§ **Provided records**
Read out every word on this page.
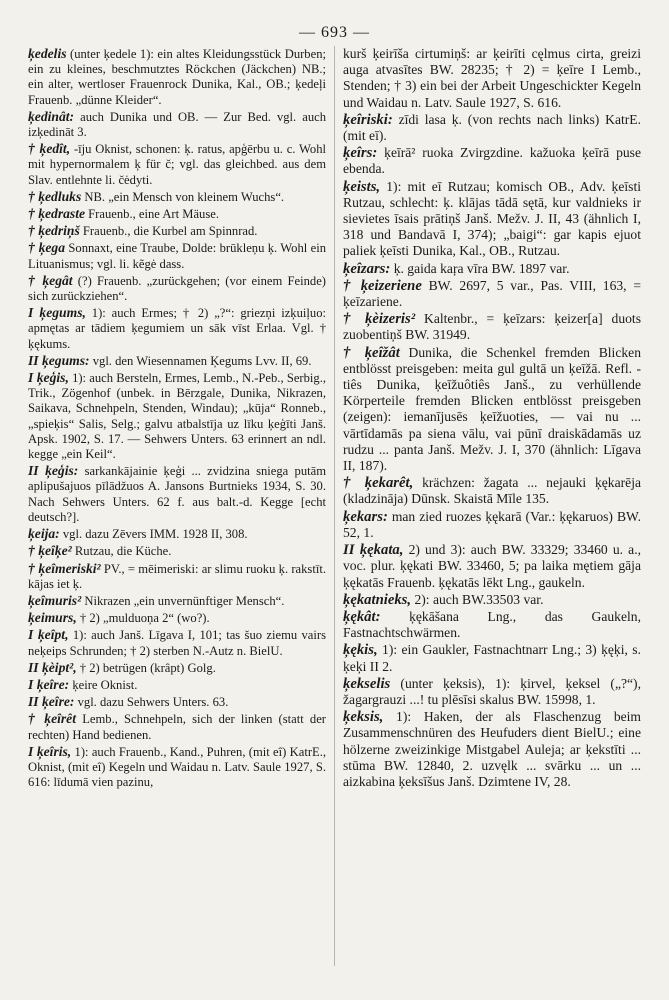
— 693 —
ķedelis (unter ķedele 1): ein altes Kleidungsstück Durben; ein zu kleines, beschmutztes Röckchen (Jäckchen) NB.; ein alter, wertloser Frauenrock Dunika, Kal., OB.; ķedeļi Frauenb. „dünne Kleider“.
ķedinât: auch Dunika und OB. — Zur Bed. vgl. auch izķedināt 3.
† ķedît, -īju Oknist, schonen: ķ. ratus, apģērbu u. c. Wohl mit hypernormalem ķ für č; vgl. das gleichbed. aus dem Slav. entlehnte li. čėdyti.
† ķedluks NB. „ein Mensch von kleinem Wuchs“.
† ķedraste Frauenb., eine Art Mäuse.
† ķedriņš Frauenb., die Kurbel am Spinnrad.
† ķega Sonnaxt, eine Traube, Dolde: brūkleņu ķ. Wohl ein Lituanismus; vgl. li. kẽgė dass.
† ķegât (?) Frauenb. „zurückgehen; (vor einem Feinde) sich zurückziehen“.
I ķegums, 1): auch Ermes; † 2) „?“: griezņi izķuiļuo: apmętas ar tādiem ķegumiem un sāk vīst Erlaa. Vgl. † ķękums.
II ķegums: vgl. den Wiesennamen Ķegums Lvv. II, 69.
I ķeģis, 1): auch Bersteln, Ermes, Lemb., N.-Peb., Serbig., Trik., Zögenhof (unbek. in Bērzgale, Dunika, Nikrazen, Saikava, Schnehpeln, Stenden, Windau); „kūja“ Ronneb., „spieķis“ Salis, Selg.; galvu atbalstīja uz līku ķeģīti Janš. Apsk. 1902, S. 17. — Sehwers Unters. 63 erinnert an ndl. kegge „ein Keil“.
II ķeģis: sarkankājainie ķeģi ... zvidzina sniega putām aplipušajuos pīlādžuos A. Jansons Burtnieks 1934, S. 30. Nach Sehwers Unters. 62 f. aus balt.-d. Kegge [echt deutsch?].
ķeija: vgl. dazu Zēvers IMM. 1928 II, 308.
† ķeîķe² Rutzau, die Küche.
† ķeîmeriski² PV., = mēimeriski: ar slimu ruoku ķ. rakstīt. kājas iet ķ.
ķeîmuris² Nikrazen „ein unvernünftiger Mensch“.
ķeimurs, † 2) „mulduoņa 2“ (wo?).
I ķeîpt, 1): auch Janš. Līgava I, 101; tas šuo ziemu vairs neķeips Schrunden; † 2) sterben N.-Autz n. BielU.
II ķèipt², † 2) betrügen (krâpt) Golg.
I ķeîre: ķeire Oknist.
II ķeîre: vgl. dazu Sehwers Unters. 63.
† ķeîrêt Lemb., Schnehpeln, sich der linken (statt der rechten) Hand bedienen.
I ķeîris, 1): auch Frauenb., Kand., Puhren, (mit eî) KatrE., Oknist, (mit eî) Kegeln und Waidau n. Latv. Saule 1927, S. 616: līdumā vien pazinu,
kurš ķeirīša cirtumiņš: ar ķeirīti cęlmus cirta, greizi auga atvasītes BW. 28235; † 2) = ķeīre I Lemb., Stenden; † 3) ein bei der Arbeit Ungeschickter Kegeln und Waidau n. Latv. Saule 1927, S. 616.
ķeîriski: zīdi lasa ķ. (von rechts nach links) KatrE. (mit eī).
ķeîrs: ķeīrā² ruoka Zvirgzdine. kažuoka ķeīrā puse ebenda.
ķeists, 1): mit eī Rutzau; komisch OB., Adv. ķeīsti Rutzau, schlecht: ķ. klājas tādā sętā, kur valdnieks ir sievietes īsais prātiņš Janš. Mežv. J. II, 43 (ähnlich I, 318 und Bandavā I, 374); „baigi“: gar kapis ejuot paliek ķeīsti Dunika, Kal., OB., Rutzau.
ķeîzars: ķ. gaida kaŗa vīra BW. 1897 var.
† ķeizeriene BW. 2697, 5 var., Pas. VIII, 163, = ķeīzariene.
† ķèizeris² Kaltenbr., = ķeīzars: ķeizer[a] duots zuobentiņš BW. 31949.
† ķeîžât Dunika, die Schenkel fremden Blicken entblösst preisgeben: meita gul gultā un ķeīžā. Refl. -tiês Dunika, ķeīžuôtiês Janš., zu verhüllende Körperteile fremden Blicken entblösst preisgeben (zeigen): iemanījusēs ķeīžuoties, — vai nu ... vārtīdamās pa siena vālu, vai pūnī draiskādamās uz rudzu ... panta Janš. Mežv. J. I, 370 (ähnlich: Līgava II, 187).
† ķekarêt, krächzen: žagata ... nejauki ķękarēja (kladzināja) Dūnsk. Skaistā Mīle 135.
ķekars: man zied ruozes ķękarā (Var.: ķękaruos) BW. 52, 1.
II ķękata, 2) und 3): auch BW. 33329; 33460 u. a., voc. plur. ķękati BW. 33460, 5; pa laika mętiem gāja ķękatās Frauenb. ķękatās lēkt Lng., gaukeln.
ķękatnieks, 2): auch BW.33503 var.
ķękât: ķękāšana Lng., das Gaukeln, Fastnachtschwärmen.
ķękis, 1): ein Gaukler, Fastnachtnarr Lng.; 3) ķęķi, s. ķeķi II 2.
ķekselis (unter ķeksis), 1): ķirvel, ķeksel („?“), žagargrauzi ...! tu plēsīsi skalus BW. 15998, 1.
ķeksis, 1): Haken, der als Flaschenzug beim Zusammenschnüren des Heufuders dient BielU.; eine hölzerne zweizinkige Mistgabel Auleja; ar ķekstīti ... stūma BW. 12840, 2. uzvęlk ... svārku ... un ... aizkabina ķeksīšus Janš. Dzimtene IV, 28.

§ **Set task**
Print the complete listing exactly, apart from any pictures.

§ **Output for this task**
Read out every word on this page.
— 693 —
ķedelis (unter ķedele 1): ein altes Kleidungsstück Durben; ein zu kleines, beschmutztes Röckchen (Jäckchen) NB.; ein alter, wertloser Frauenrock Dunika, Kal., OB.; ķedeļi Frauenb. „dünne Kleider“.
ķedinât: auch Dunika und OB. — Zur Bed. vgl. auch izķedināt 3.
† ķedît, -īju Oknist, schonen: ķ. ratus, apģērbu u. c. Wohl mit hypernormalem ķ für č; vgl. das gleichbed. aus dem Slav. entlehnte li. čėdyti.
† ķedluks NB. „ein Mensch von kleinem Wuchs“.
† ķedraste Frauenb., eine Art Mäuse.
† ķedriņš Frauenb., die Kurbel am Spinnrad.
† ķega Sonnaxt, eine Traube, Dolde: brūkleņu ķ. Wohl ein Lituanismus; vgl. li. kẽgė dass.
† ķegât (?) Frauenb. „zurückgehen; (vor einem Feinde) sich zurückziehen“.
I ķegums, 1): auch Ermes; † 2) „?“: griezņi izķuiļuo: apmętas ar tādiem ķegumiem un sāk vīst Erlaa. Vgl. † ķękums.
II ķegums: vgl. den Wiesennamen Ķegums Lvv. II, 69.
I ķeģis, 1): auch Bersteln, Ermes, Lemb., N.-Peb., Serbig., Trik., Zögenhof (unbek. in Bērzgale, Dunika, Nikrazen, Saikava, Schnehpeln, Stenden, Windau); „kūja“ Ronneb., „spieķis“ Salis, Selg.; galvu atbalstīja uz līku ķeģīti Janš. Apsk. 1902, S. 17. — Sehwers Unters. 63 erinnert an ndl. kegge „ein Keil“.
II ķeģis: sarkankājainie ķeģi ... zvidzina sniega putām aplipušajuos pīlādžuos A. Jansons Burtnieks 1934, S. 30. Nach Sehwers Unters. 62 f. aus balt.-d. Kegge [echt deutsch?].
ķeija: vgl. dazu Zēvers IMM. 1928 II, 308.
† ķeîķe² Rutzau, die Küche.
† ķeîmeriski² PV., = mēimeriski: ar slimu ruoku ķ. rakstīt. kājas iet ķ.
ķeîmuris² Nikrazen „ein unvernünftiger Mensch“.
ķeimurs, † 2) „mulduoņa 2“ (wo?).
I ķeîpt, 1): auch Janš. Līgava I, 101; tas šuo ziemu vairs neķeips Schrunden; † 2) sterben N.-Autz n. BielU.
II ķèipt², † 2) betrügen (krâpt) Golg.
I ķeîre: ķeire Oknist.
II ķeîre: vgl. dazu Sehwers Unters. 63.
† ķeîrêt Lemb., Schnehpeln, sich der linken (statt der rechten) Hand bedienen.
I ķeîris, 1): auch Frauenb., Kand., Puhren, (mit eî) KatrE., Oknist, (mit eî) Kegeln und Waidau n. Latv. Saule 1927, S. 616: līdumā vien pazinu,
kurš ķeirīša cirtumiņš: ar ķeirīti cęlmus cirta, greizi auga atvasītes BW. 28235; † 2) = ķeīre I Lemb., Stenden; † 3) ein bei der Arbeit Ungeschickter Kegeln und Waidau n. Latv. Saule 1927, S. 616.
ķeîriski: zīdi lasa ķ. (von rechts nach links) KatrE. (mit eī).
ķeîrs: ķeīrā² ruoka Zvirgzdine. kažuoka ķeīrā puse ebenda.
ķeists, 1): mit eī Rutzau; komisch OB., Adv. ķeīsti Rutzau, schlecht: ķ. klājas tādā sętā, kur valdnieks ir sievietes īsais prātiņš Janš. Mežv. J. II, 43 (ähnlich I, 318 und Bandavā I, 374); „baigi“: gar kapis ejuot paliek ķeīsti Dunika, Kal., OB., Rutzau.
ķeîzars: ķ. gaida kaŗa vīra BW. 1897 var.
† ķeizeriene BW. 2697, 5 var., Pas. VIII, 163, = ķeīzariene.
† ķèizeris² Kaltenbr., = ķeīzars: ķeizer[a] duots zuobentiņš BW. 31949.
† ķeîžât Dunika, die Schenkel fremden Blicken entblösst preisgeben: meita gul gultā un ķeīžā. Refl. -tiês Dunika, ķeīžuôtiês Janš., zu verhüllende Körperteile fremden Blicken entblösst preisgeben (zeigen): iemanījusēs ķeīžuoties, — vai nu ... vārtīdamās pa siena vālu, vai pūnī draiskādamās uz rudzu ... panta Janš. Mežv. J. I, 370 (ähnlich: Līgava II, 187).
† ķekarêt, krächzen: žagata ... nejauki ķękarēja (kladzināja) Dūnsk. Skaistā Mīle 135.
ķekars: man zied ruozes ķękarā (Var.: ķękaruos) BW. 52, 1.
II ķękata, 2) und 3): auch BW. 33329; 33460 u. a., voc. plur. ķękati BW. 33460, 5; pa laika mętiem gāja ķękatās Frauenb. ķękatās lēkt Lng., gaukeln.
ķękatnieks, 2): auch BW.33503 var.
ķękât: ķękāšana Lng., das Gaukeln, Fastnachtschwärmen.
ķękis, 1): ein Gaukler, Fastnachtnarr Lng.; 3) ķęķi, s. ķeķi II 2.
ķekselis (unter ķeksis), 1): ķirvel, ķeksel („?“), žagargrauzi ...! tu plēsīsi skalus BW. 15998, 1.
ķeksis, 1): Haken, der als Flaschenzug beim Zusammenschnüren des Heufuders dient BielU.; eine hölzerne zweizinkige Mistgabel Auleja; ar ķekstīti ... stūma BW. 12840, 2. uzvęlk ... svārku ... un ... aizkabina ķeksīšus Janš. Dzimtene IV, 28.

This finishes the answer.